EXERCISE DIRECTIONS:
Copy out each line exactly; pictures stay out of the copy.
===== DATA FOR THIS TASK
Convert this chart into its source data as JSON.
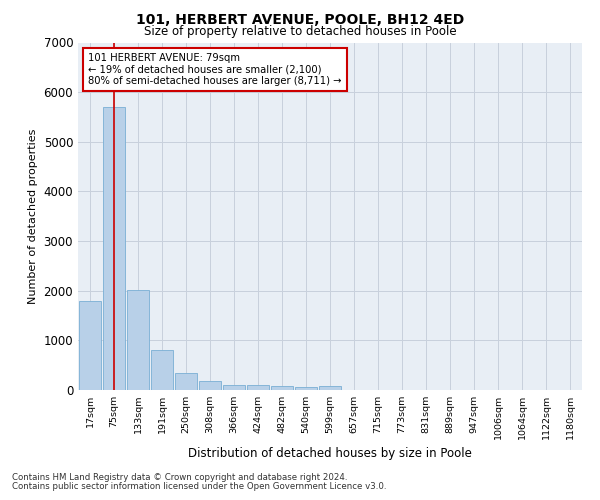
{
  "title": "101, HERBERT AVENUE, POOLE, BH12 4ED",
  "subtitle": "Size of property relative to detached houses in Poole",
  "xlabel": "Distribution of detached houses by size in Poole",
  "ylabel": "Number of detached properties",
  "bar_color": "#b8d0e8",
  "bar_edge_color": "#7aafd4",
  "grid_color": "#c8d0dc",
  "bg_color": "#e8eef5",
  "vline_color": "#cc0000",
  "annotation_box_color": "#cc0000",
  "annotation_text": "101 HERBERT AVENUE: 79sqm\n← 19% of detached houses are smaller (2,100)\n80% of semi-detached houses are larger (8,711) →",
  "vline_x": 1,
  "categories": [
    "17sqm",
    "75sqm",
    "133sqm",
    "191sqm",
    "250sqm",
    "308sqm",
    "366sqm",
    "424sqm",
    "482sqm",
    "540sqm",
    "599sqm",
    "657sqm",
    "715sqm",
    "773sqm",
    "831sqm",
    "889sqm",
    "947sqm",
    "1006sqm",
    "1064sqm",
    "1122sqm",
    "1180sqm"
  ],
  "values": [
    1800,
    5700,
    2020,
    800,
    340,
    175,
    100,
    95,
    80,
    55,
    80,
    0,
    0,
    0,
    0,
    0,
    0,
    0,
    0,
    0,
    0
  ],
  "ylim": [
    0,
    7000
  ],
  "yticks": [
    0,
    1000,
    2000,
    3000,
    4000,
    5000,
    6000,
    7000
  ],
  "footnote1": "Contains HM Land Registry data © Crown copyright and database right 2024.",
  "footnote2": "Contains public sector information licensed under the Open Government Licence v3.0."
}
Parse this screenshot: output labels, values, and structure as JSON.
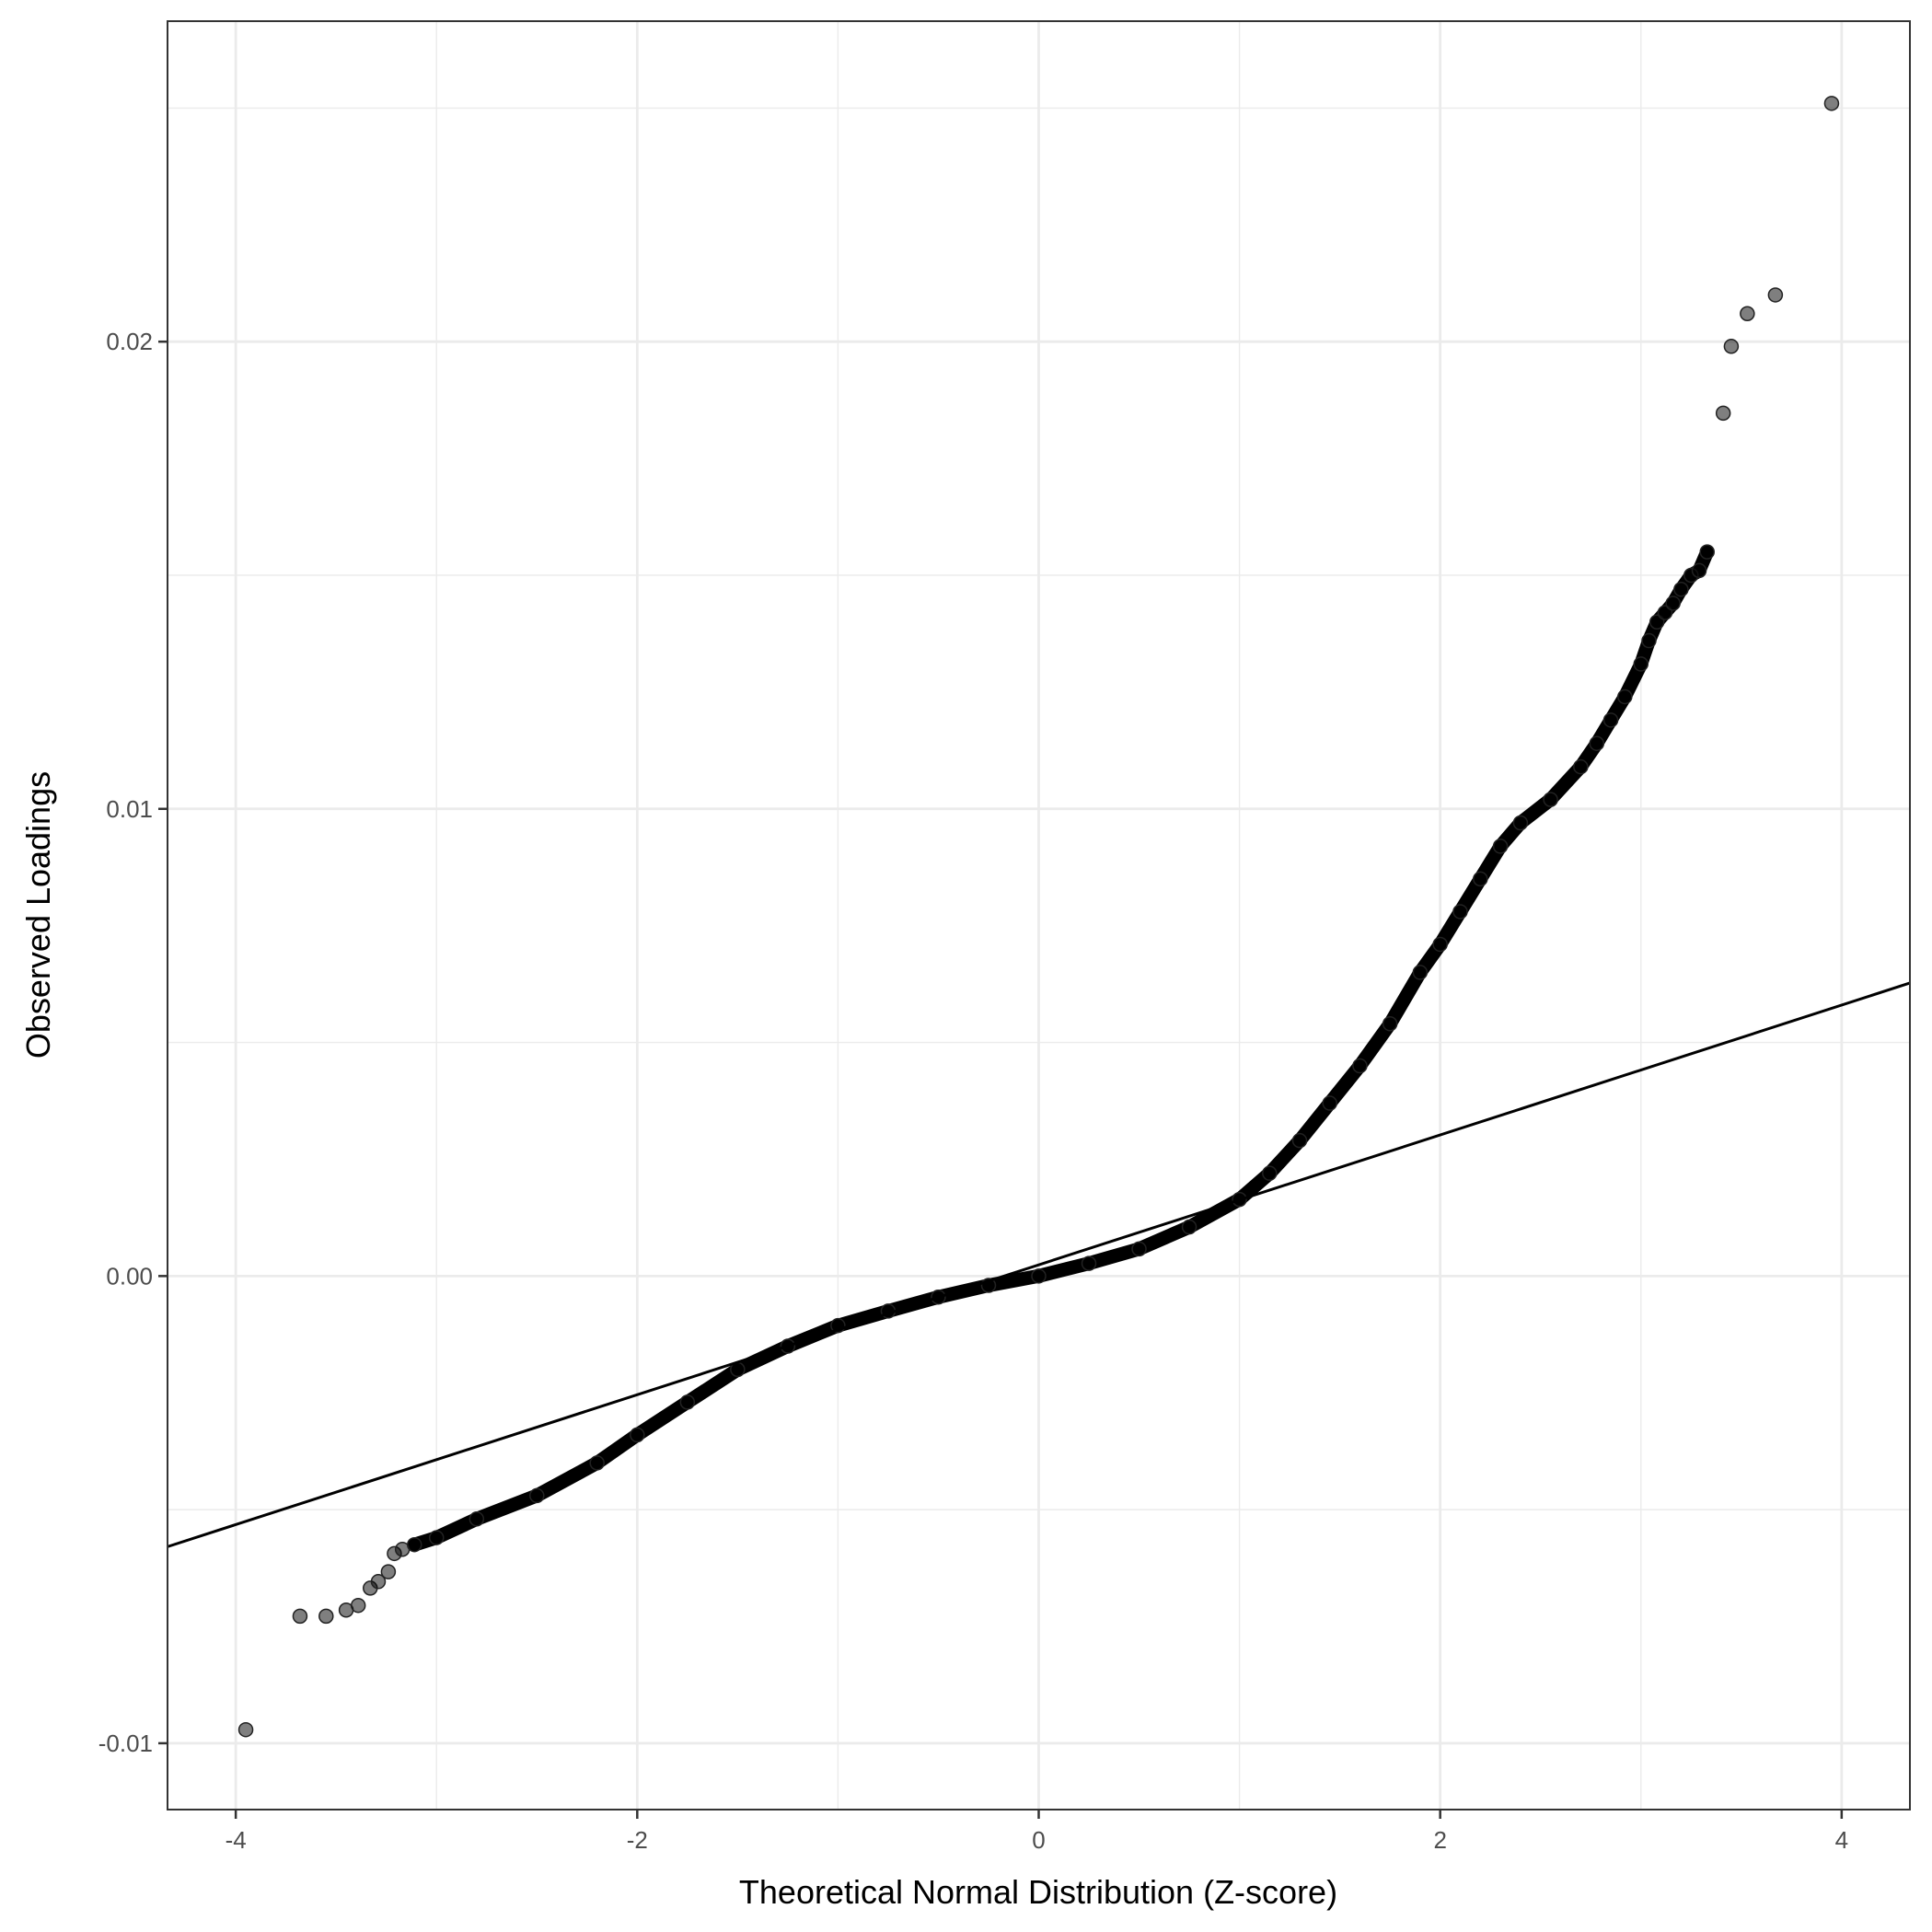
==========
ANSWER TO THIS TASK:
Convert this chart into its source data as JSON.
{
  "title": "101, HERBERT AVENUE, POOLE, BH12 4ED",
  "subtitle": "Size of property relative to detached houses in Poole",
  "xlabel": "Distribution of detached houses by size in Poole",
  "ylabel": "Number of detached properties",
  "bar_color": "#b8d0e8",
  "bar_edge_color": "#7aafd4",
  "grid_color": "#c8d0dc",
  "bg_color": "#e8eef5",
  "vline_color": "#cc0000",
  "annotation_box_color": "#cc0000",
  "annotation_text": "101 HERBERT AVENUE: 79sqm\n← 19% of detached houses are smaller (2,100)\n80% of semi-detached houses are larger (8,711) →",
  "vline_x": 1,
  "categories": [
    "17sqm",
    "75sqm",
    "133sqm",
    "191sqm",
    "250sqm",
    "308sqm",
    "366sqm",
    "424sqm",
    "482sqm",
    "540sqm",
    "599sqm",
    "657sqm",
    "715sqm",
    "773sqm",
    "831sqm",
    "889sqm",
    "947sqm",
    "1006sqm",
    "1064sqm",
    "1122sqm",
    "1180sqm"
  ],
  "values": [
    1800,
    5700,
    2020,
    800,
    340,
    175,
    100,
    95,
    80,
    55,
    80,
    0,
    0,
    0,
    0,
    0,
    0,
    0,
    0,
    0,
    0
  ],
  "ylim": [
    0,
    7000
  ],
  "yticks": [
    0,
    1000,
    2000,
    3000,
    4000,
    5000,
    6000,
    7000
  ],
  "footnote1": "Contains HM Land Registry data © Crown copyright and database right 2024.",
  "footnote2": "Contains public sector information licensed under the Open Government Licence v3.0."
}
Parse this screenshot: output labels, values, and structure as JSON.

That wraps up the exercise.